Data under study:
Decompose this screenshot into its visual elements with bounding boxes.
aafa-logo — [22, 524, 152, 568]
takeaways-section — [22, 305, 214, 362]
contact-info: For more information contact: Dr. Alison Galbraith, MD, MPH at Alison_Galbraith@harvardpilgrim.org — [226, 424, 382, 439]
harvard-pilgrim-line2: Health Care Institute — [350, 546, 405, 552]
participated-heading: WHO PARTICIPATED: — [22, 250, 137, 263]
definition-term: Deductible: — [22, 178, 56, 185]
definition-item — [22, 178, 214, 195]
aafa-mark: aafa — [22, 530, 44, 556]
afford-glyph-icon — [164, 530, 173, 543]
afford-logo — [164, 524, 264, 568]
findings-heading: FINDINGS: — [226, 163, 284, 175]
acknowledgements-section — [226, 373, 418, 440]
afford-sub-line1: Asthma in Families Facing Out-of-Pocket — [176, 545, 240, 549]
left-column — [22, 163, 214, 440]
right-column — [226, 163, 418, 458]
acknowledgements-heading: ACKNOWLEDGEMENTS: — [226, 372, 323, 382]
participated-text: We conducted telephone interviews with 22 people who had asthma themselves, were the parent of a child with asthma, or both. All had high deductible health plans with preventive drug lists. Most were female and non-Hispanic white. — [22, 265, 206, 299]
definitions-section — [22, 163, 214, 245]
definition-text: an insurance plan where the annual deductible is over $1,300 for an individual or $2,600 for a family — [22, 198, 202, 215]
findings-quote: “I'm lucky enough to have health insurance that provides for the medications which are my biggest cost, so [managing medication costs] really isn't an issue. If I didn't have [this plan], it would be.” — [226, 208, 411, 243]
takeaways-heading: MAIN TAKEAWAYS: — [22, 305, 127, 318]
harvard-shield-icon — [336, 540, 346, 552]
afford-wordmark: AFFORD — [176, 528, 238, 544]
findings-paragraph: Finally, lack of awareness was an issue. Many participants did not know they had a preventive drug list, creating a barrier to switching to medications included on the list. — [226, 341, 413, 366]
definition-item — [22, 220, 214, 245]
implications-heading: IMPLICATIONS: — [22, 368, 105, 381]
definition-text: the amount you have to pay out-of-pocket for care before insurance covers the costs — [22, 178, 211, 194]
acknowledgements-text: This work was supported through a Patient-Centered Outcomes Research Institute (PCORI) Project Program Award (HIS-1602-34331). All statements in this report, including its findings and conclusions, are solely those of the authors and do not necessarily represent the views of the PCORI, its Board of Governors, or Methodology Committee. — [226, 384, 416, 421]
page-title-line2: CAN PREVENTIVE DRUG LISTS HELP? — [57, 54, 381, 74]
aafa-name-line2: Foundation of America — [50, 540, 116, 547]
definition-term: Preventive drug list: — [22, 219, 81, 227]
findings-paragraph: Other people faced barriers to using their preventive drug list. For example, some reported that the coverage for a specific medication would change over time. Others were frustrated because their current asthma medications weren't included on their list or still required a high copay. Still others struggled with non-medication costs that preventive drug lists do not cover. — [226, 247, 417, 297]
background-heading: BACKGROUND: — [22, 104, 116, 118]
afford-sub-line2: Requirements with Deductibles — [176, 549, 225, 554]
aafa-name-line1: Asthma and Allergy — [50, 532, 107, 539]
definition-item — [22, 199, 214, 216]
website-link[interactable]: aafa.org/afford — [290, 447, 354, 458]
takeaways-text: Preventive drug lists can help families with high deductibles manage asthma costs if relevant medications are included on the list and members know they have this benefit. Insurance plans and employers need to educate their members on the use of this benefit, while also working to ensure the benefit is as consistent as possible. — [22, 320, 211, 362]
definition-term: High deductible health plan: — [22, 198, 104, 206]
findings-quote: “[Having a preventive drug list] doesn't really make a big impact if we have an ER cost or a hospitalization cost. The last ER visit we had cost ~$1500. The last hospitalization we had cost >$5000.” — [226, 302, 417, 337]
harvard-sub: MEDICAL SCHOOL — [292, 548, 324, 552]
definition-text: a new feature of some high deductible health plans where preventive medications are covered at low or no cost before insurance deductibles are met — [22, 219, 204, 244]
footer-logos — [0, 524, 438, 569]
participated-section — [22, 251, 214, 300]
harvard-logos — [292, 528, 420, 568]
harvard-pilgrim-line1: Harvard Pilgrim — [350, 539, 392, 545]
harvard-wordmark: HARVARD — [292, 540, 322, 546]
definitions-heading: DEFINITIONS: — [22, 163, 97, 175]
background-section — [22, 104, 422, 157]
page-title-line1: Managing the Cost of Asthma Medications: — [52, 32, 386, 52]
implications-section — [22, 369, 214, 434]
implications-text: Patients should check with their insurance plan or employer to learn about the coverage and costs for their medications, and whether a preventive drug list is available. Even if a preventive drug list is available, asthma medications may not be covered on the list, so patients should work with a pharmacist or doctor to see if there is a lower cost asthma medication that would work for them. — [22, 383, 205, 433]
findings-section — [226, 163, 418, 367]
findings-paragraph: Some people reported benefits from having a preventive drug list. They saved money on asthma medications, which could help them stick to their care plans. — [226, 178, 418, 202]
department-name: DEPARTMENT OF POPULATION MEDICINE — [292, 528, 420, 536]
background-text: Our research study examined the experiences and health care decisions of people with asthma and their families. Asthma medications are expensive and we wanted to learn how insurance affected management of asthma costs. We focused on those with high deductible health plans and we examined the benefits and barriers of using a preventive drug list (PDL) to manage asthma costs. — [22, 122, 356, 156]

Problem requirements: Write only the number of lines in the material above where the string "section" occurs.

Problem solution: 7